## [Problem statement]
Write out each line word for word. Drop pictures.

--

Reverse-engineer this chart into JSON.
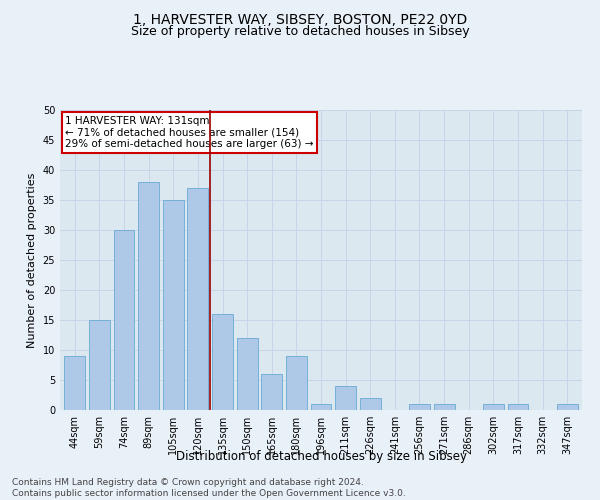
{
  "title": "1, HARVESTER WAY, SIBSEY, BOSTON, PE22 0YD",
  "subtitle": "Size of property relative to detached houses in Sibsey",
  "xlabel": "Distribution of detached houses by size in Sibsey",
  "ylabel": "Number of detached properties",
  "categories": [
    "44sqm",
    "59sqm",
    "74sqm",
    "89sqm",
    "105sqm",
    "120sqm",
    "135sqm",
    "150sqm",
    "165sqm",
    "180sqm",
    "196sqm",
    "211sqm",
    "226sqm",
    "241sqm",
    "256sqm",
    "271sqm",
    "286sqm",
    "302sqm",
    "317sqm",
    "332sqm",
    "347sqm"
  ],
  "values": [
    9,
    15,
    30,
    38,
    35,
    37,
    16,
    12,
    6,
    9,
    1,
    4,
    2,
    0,
    1,
    1,
    0,
    1,
    1,
    0,
    1
  ],
  "bar_color": "#aec9e8",
  "bar_edge_color": "#6aaad4",
  "grid_color": "#c8d4e8",
  "background_color": "#dce8f0",
  "fig_background_color": "#e8f0f8",
  "vline_index": 6,
  "vline_color": "#990000",
  "annotation_text": "1 HARVESTER WAY: 131sqm\n← 71% of detached houses are smaller (154)\n29% of semi-detached houses are larger (63) →",
  "annotation_box_facecolor": "#ffffff",
  "annotation_box_edgecolor": "#cc0000",
  "ylim": [
    0,
    50
  ],
  "yticks": [
    0,
    5,
    10,
    15,
    20,
    25,
    30,
    35,
    40,
    45,
    50
  ],
  "footer_text": "Contains HM Land Registry data © Crown copyright and database right 2024.\nContains public sector information licensed under the Open Government Licence v3.0.",
  "title_fontsize": 10,
  "subtitle_fontsize": 9,
  "xlabel_fontsize": 8.5,
  "ylabel_fontsize": 8,
  "tick_fontsize": 7,
  "annotation_fontsize": 7.5,
  "footer_fontsize": 6.5
}
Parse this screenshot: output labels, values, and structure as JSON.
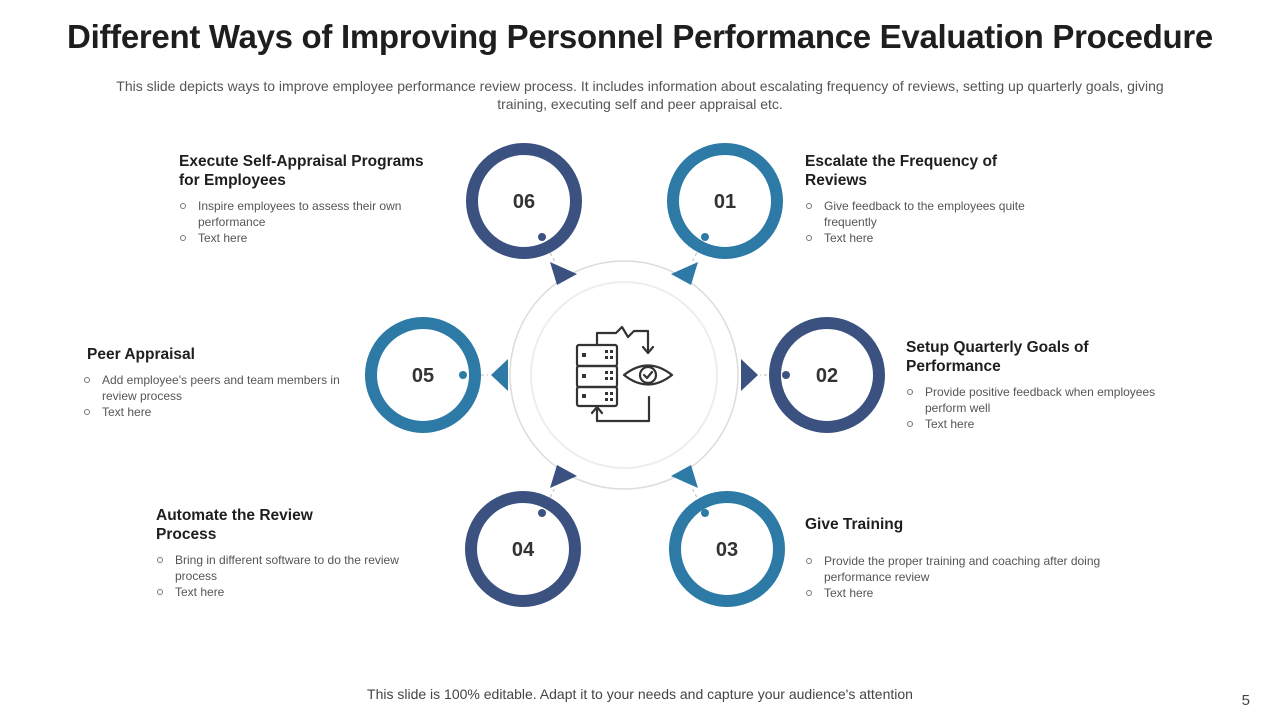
{
  "title": "Different Ways of Improving Personnel Performance Evaluation Procedure",
  "subtitle": "This slide depicts ways to improve employee performance review process. It includes information about escalating frequency of reviews, setting up quarterly goals, giving training, executing self and peer appraisal etc.",
  "colors": {
    "dark_navy": "#3b5180",
    "steel_blue": "#2e7aa6",
    "text_dark": "#1e1e1e",
    "text_muted": "#555555"
  },
  "center_icon": "server-eye-review-icon",
  "steps": [
    {
      "number": "01",
      "title": "Escalate the Frequency of Reviews",
      "points": [
        "Give feedback to the employees quite frequently",
        "Text here"
      ]
    },
    {
      "number": "02",
      "title": "Setup Quarterly Goals of Performance",
      "points": [
        "Provide positive feedback when employees perform well",
        "Text here"
      ]
    },
    {
      "number": "03",
      "title": "Give Training",
      "points": [
        "Provide the proper training and coaching after doing performance review",
        "Text here"
      ]
    },
    {
      "number": "04",
      "title": "Automate the Review Process",
      "points": [
        "Bring in different software to do the review process",
        "Text here"
      ]
    },
    {
      "number": "05",
      "title": "Peer Appraisal",
      "points": [
        "Add employee's peers and team members in review process",
        "Text here"
      ]
    },
    {
      "number": "06",
      "title": "Execute Self-Appraisal Programs for Employees",
      "points": [
        "Inspire employees to assess their own performance",
        "Text here"
      ]
    }
  ],
  "footer": "This slide is 100% editable. Adapt it to your needs and capture your audience's attention",
  "page_number": "5"
}
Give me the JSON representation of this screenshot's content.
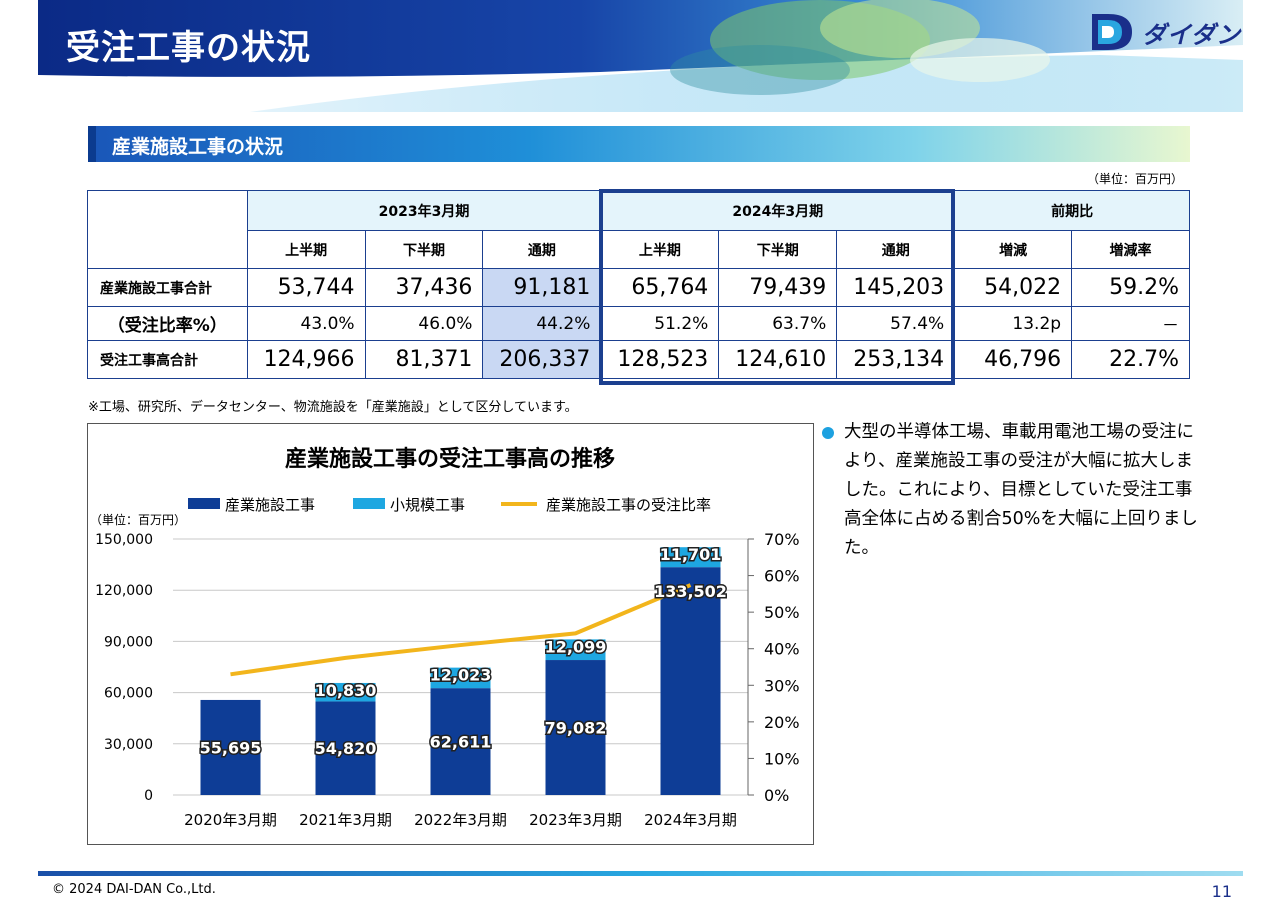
{
  "header": {
    "title": "受注工事の状況",
    "logo_text": "ダイダン"
  },
  "section": {
    "title": "産業施設工事の状況"
  },
  "table": {
    "unit": "（単位：百万円）",
    "groups": [
      "2023年3月期",
      "2024年3月期",
      "前期比"
    ],
    "subheaders": [
      "上半期",
      "下半期",
      "通期",
      "上半期",
      "下半期",
      "通期",
      "増減",
      "増減率"
    ],
    "rows": [
      {
        "label": "産業施設工事合計",
        "cells": [
          "53,744",
          "37,436",
          "91,181",
          "65,764",
          "79,439",
          "145,203",
          "54,022",
          "59.2%"
        ]
      },
      {
        "label": "（受注比率%）",
        "cells": [
          "43.0%",
          "46.0%",
          "44.2%",
          "51.2%",
          "63.7%",
          "57.4%",
          "13.2p",
          "－"
        ]
      },
      {
        "label": "受注工事高合計",
        "cells": [
          "124,966",
          "81,371",
          "206,337",
          "128,523",
          "124,610",
          "253,134",
          "46,796",
          "22.7%"
        ]
      }
    ]
  },
  "footnote": "※工場、研究所、データセンター、物流施設を「産業施設」として区分しています。",
  "chart_data": {
    "type": "bar",
    "title": "産業施設工事の受注工事高の推移",
    "unit_label": "（単位：百万円）",
    "categories": [
      "2020年3月期",
      "2021年3月期",
      "2022年3月期",
      "2023年3月期",
      "2024年3月期"
    ],
    "series": [
      {
        "name": "産業施設工事",
        "type": "bar",
        "stack": true,
        "values": [
          55695,
          54820,
          62611,
          79082,
          133502
        ],
        "labels": [
          "55,695",
          "54,820",
          "62,611",
          "79,082",
          "133,502"
        ],
        "color": "#0e3d96"
      },
      {
        "name": "小規模工事",
        "type": "bar",
        "stack": true,
        "values": [
          null,
          10830,
          12023,
          12099,
          11701
        ],
        "labels": [
          "",
          "10,830",
          "12,023",
          "12,099",
          "11,701"
        ],
        "color": "#1ea7e1"
      },
      {
        "name": "産業施設工事の受注比率",
        "type": "line",
        "axis": "right",
        "values": [
          33,
          37.5,
          41,
          44.2,
          57.4
        ],
        "color": "#f2b51c"
      }
    ],
    "yticks": [
      "0",
      "30,000",
      "60,000",
      "90,000",
      "120,000",
      "150,000"
    ],
    "ylim": [
      0,
      150000
    ],
    "y2ticks": [
      "0%",
      "10%",
      "20%",
      "30%",
      "40%",
      "50%",
      "60%",
      "70%"
    ],
    "y2lim": [
      0,
      70
    ],
    "legend": "top",
    "grid": true
  },
  "bullet": {
    "text": "大型の半導体工場、車載用電池工場の受注により、産業施設工事の受注が大幅に拡大しました。これにより、目標としていた受注工事高全体に占める割合50%を大幅に上回りました。"
  },
  "footer": {
    "copyright": "© 2024 DAI-DAN Co.,Ltd.",
    "page": "11"
  }
}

--

## [Answer for this exercise]
Reverse-engineer this chart into JSON.
{
  "title": "1, HARVESTER WAY, SIBSEY, BOSTON, PE22 0YD",
  "subtitle": "Size of property relative to detached houses in Sibsey",
  "xlabel": "Distribution of detached houses by size in Sibsey",
  "ylabel": "Number of detached properties",
  "categories": [
    "44sqm",
    "59sqm",
    "74sqm",
    "89sqm",
    "105sqm",
    "120sqm",
    "135sqm",
    "150sqm",
    "165sqm",
    "180sqm",
    "196sqm",
    "211sqm",
    "226sqm",
    "241sqm",
    "256sqm",
    "271sqm",
    "286sqm",
    "302sqm",
    "317sqm",
    "332sqm",
    "347sqm"
  ],
  "values": [
    9,
    15,
    30,
    38,
    35,
    37,
    16,
    12,
    6,
    9,
    1,
    4,
    2,
    0,
    1,
    1,
    0,
    1,
    1,
    0,
    1
  ],
  "bar_color": "#aec9e8",
  "bar_edge_color": "#6aaad4",
  "grid_color": "#c8d4e8",
  "background_color": "#dce8f0",
  "fig_background_color": "#e8f0f8",
  "vline_index": 6,
  "vline_color": "#990000",
  "annotation_text": "1 HARVESTER WAY: 131sqm\n← 71% of detached houses are smaller (154)\n29% of semi-detached houses are larger (63) →",
  "annotation_box_facecolor": "#ffffff",
  "annotation_box_edgecolor": "#cc0000",
  "ylim": [
    0,
    50
  ],
  "yticks": [
    0,
    5,
    10,
    15,
    20,
    25,
    30,
    35,
    40,
    45,
    50
  ],
  "footer_text": "Contains HM Land Registry data © Crown copyright and database right 2024.\nContains public sector information licensed under the Open Government Licence v3.0.",
  "title_fontsize": 10,
  "subtitle_fontsize": 9,
  "xlabel_fontsize": 8.5,
  "ylabel_fontsize": 8,
  "tick_fontsize": 7,
  "annotation_fontsize": 7.5,
  "footer_fontsize": 6.5
}
Parse this screenshot: output labels, values, and structure as JSON.
{
  "title": "Different Ways of Improving Personnel Performance Evaluation Procedure",
  "subtitle": "This slide depicts ways to improve employee performance review process. It includes information about escalating frequency of reviews, setting up quarterly goals, giving training, executing self and peer appraisal etc.",
  "colors": {
    "dark_navy": "#3b5180",
    "steel_blue": "#2e7aa6",
    "text_dark": "#1e1e1e",
    "text_muted": "#555555"
  },
  "center_icon": "server-eye-review-icon",
  "steps": [
    {
      "number": "01",
      "title": "Escalate the Frequency of Reviews",
      "points": [
        "Give feedback to the employees quite frequently",
        "Text here"
      ]
    },
    {
      "number": "02",
      "title": "Setup Quarterly Goals of Performance",
      "points": [
        "Provide positive feedback when employees perform well",
        "Text here"
      ]
    },
    {
      "number": "03",
      "title": "Give Training",
      "points": [
        "Provide the proper training and coaching after doing performance review",
        "Text here"
      ]
    },
    {
      "number": "04",
      "title": "Automate the Review Process",
      "points": [
        "Bring in different software to do the review process",
        "Text here"
      ]
    },
    {
      "number": "05",
      "title": "Peer Appraisal",
      "points": [
        "Add employee's peers and team members in review process",
        "Text here"
      ]
    },
    {
      "number": "06",
      "title": "Execute Self-Appraisal Programs for Employees",
      "points": [
        "Inspire employees to assess their own performance",
        "Text here"
      ]
    }
  ],
  "footer": "This slide is 100% editable. Adapt it to your needs and capture your audience's attention",
  "page_number": "5"
}
Give me the JSON representation of this screenshot's content.
{
  "header": {
    "title": "受注工事の状況",
    "logo_text": "ダイダン"
  },
  "section": {
    "title": "産業施設工事の状況"
  },
  "table": {
    "unit": "（単位：百万円）",
    "groups": [
      "2023年3月期",
      "2024年3月期",
      "前期比"
    ],
    "subheaders": [
      "上半期",
      "下半期",
      "通期",
      "上半期",
      "下半期",
      "通期",
      "増減",
      "増減率"
    ],
    "rows": [
      {
        "label": "産業施設工事合計",
        "cells": [
          "53,744",
          "37,436",
          "91,181",
          "65,764",
          "79,439",
          "145,203",
          "54,022",
          "59.2%"
        ]
      },
      {
        "label": "（受注比率%）",
        "cells": [
          "43.0%",
          "46.0%",
          "44.2%",
          "51.2%",
          "63.7%",
          "57.4%",
          "13.2p",
          "－"
        ]
      },
      {
        "label": "受注工事高合計",
        "cells": [
          "124,966",
          "81,371",
          "206,337",
          "128,523",
          "124,610",
          "253,134",
          "46,796",
          "22.7%"
        ]
      }
    ]
  },
  "footnote": "※工場、研究所、データセンター、物流施設を「産業施設」として区分しています。",
  "chart_data": {
    "type": "bar",
    "title": "産業施設工事の受注工事高の推移",
    "unit_label": "（単位：百万円）",
    "categories": [
      "2020年3月期",
      "2021年3月期",
      "2022年3月期",
      "2023年3月期",
      "2024年3月期"
    ],
    "series": [
      {
        "name": "産業施設工事",
        "type": "bar",
        "stack": true,
        "values": [
          55695,
          54820,
          62611,
          79082,
          133502
        ],
        "labels": [
          "55,695",
          "54,820",
          "62,611",
          "79,082",
          "133,502"
        ],
        "color": "#0e3d96"
      },
      {
        "name": "小規模工事",
        "type": "bar",
        "stack": true,
        "values": [
          null,
          10830,
          12023,
          12099,
          11701
        ],
        "labels": [
          "",
          "10,830",
          "12,023",
          "12,099",
          "11,701"
        ],
        "color": "#1ea7e1"
      },
      {
        "name": "産業施設工事の受注比率",
        "type": "line",
        "axis": "right",
        "values": [
          33,
          37.5,
          41,
          44.2,
          57.4
        ],
        "color": "#f2b51c"
      }
    ],
    "yticks": [
      "0",
      "30,000",
      "60,000",
      "90,000",
      "120,000",
      "150,000"
    ],
    "ylim": [
      0,
      150000
    ],
    "y2ticks": [
      "0%",
      "10%",
      "20%",
      "30%",
      "40%",
      "50%",
      "60%",
      "70%"
    ],
    "y2lim": [
      0,
      70
    ],
    "legend": "top",
    "grid": true
  },
  "bullet": {
    "text": "大型の半導体工場、車載用電池工場の受注により、産業施設工事の受注が大幅に拡大しました。これにより、目標としていた受注工事高全体に占める割合50%を大幅に上回りました。"
  },
  "footer": {
    "copyright": "© 2024 DAI-DAN Co.,Ltd.",
    "page": "11"
  }
}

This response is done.